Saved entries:
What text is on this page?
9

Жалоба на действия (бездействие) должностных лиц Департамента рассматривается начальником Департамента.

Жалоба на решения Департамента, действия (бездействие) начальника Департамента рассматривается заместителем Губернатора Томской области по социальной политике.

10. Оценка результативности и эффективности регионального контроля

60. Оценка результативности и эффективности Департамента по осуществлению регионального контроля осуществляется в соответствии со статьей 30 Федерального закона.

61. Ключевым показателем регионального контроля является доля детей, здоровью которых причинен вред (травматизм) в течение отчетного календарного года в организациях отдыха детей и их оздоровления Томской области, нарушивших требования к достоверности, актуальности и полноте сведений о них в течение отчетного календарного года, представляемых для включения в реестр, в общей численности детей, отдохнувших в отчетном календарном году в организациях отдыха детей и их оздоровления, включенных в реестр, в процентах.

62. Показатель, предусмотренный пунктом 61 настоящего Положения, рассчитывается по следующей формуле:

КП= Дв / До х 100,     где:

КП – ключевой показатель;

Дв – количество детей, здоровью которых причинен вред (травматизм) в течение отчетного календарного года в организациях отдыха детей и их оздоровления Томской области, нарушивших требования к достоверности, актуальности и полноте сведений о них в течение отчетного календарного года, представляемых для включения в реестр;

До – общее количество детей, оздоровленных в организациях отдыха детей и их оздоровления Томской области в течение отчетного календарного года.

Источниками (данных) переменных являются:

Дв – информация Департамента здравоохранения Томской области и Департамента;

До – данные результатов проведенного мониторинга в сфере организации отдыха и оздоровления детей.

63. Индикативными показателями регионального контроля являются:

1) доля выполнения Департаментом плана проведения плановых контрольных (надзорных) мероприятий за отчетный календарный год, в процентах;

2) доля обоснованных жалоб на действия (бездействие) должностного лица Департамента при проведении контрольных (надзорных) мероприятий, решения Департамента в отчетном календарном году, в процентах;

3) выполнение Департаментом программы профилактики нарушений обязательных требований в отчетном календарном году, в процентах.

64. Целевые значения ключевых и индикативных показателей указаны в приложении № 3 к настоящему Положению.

Description of the task: Report how many lines of the listing hold the string "Оценка", giving only the number.

Task solution: 2